(Excerpt from a dataset)
=-=-=
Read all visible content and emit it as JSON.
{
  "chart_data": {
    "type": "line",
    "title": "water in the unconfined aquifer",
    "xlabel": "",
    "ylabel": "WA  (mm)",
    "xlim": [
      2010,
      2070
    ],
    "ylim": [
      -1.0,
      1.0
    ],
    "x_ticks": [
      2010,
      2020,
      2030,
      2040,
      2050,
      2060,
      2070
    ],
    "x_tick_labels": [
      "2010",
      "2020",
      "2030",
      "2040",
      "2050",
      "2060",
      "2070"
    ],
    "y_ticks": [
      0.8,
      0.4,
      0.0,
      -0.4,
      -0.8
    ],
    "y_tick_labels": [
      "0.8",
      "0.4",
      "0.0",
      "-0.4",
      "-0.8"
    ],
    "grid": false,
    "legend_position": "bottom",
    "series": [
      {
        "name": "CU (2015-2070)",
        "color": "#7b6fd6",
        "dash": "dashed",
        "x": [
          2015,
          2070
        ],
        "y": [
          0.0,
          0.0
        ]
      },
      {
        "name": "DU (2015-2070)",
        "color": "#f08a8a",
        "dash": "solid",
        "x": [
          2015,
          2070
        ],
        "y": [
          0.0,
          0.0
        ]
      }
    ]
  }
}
=-=-=
STATED EXERCISE: From the records above, extract every entry exactly as given.

EXPECTED ANSWER:
Read all visible content and emit it as JSON.
{
  "chart_data": {
    "type": "line",
    "title": "water in the unconfined aquifer",
    "xlabel": "",
    "ylabel": "WA  (mm)",
    "xlim": [
      2010,
      2070
    ],
    "ylim": [
      -1.0,
      1.0
    ],
    "x_ticks": [
      2010,
      2020,
      2030,
      2040,
      2050,
      2060,
      2070
    ],
    "x_tick_labels": [
      "2010",
      "2020",
      "2030",
      "2040",
      "2050",
      "2060",
      "2070"
    ],
    "y_ticks": [
      0.8,
      0.4,
      0.0,
      -0.4,
      -0.8
    ],
    "y_tick_labels": [
      "0.8",
      "0.4",
      "0.0",
      "-0.4",
      "-0.8"
    ],
    "grid": false,
    "legend_position": "bottom",
    "series": [
      {
        "name": "CU (2015-2070)",
        "color": "#7b6fd6",
        "dash": "dashed",
        "x": [
          2015,
          2070
        ],
        "y": [
          0.0,
          0.0
        ]
      },
      {
        "name": "DU (2015-2070)",
        "color": "#f08a8a",
        "dash": "solid",
        "x": [
          2015,
          2070
        ],
        "y": [
          0.0,
          0.0
        ]
      }
    ]
  }
}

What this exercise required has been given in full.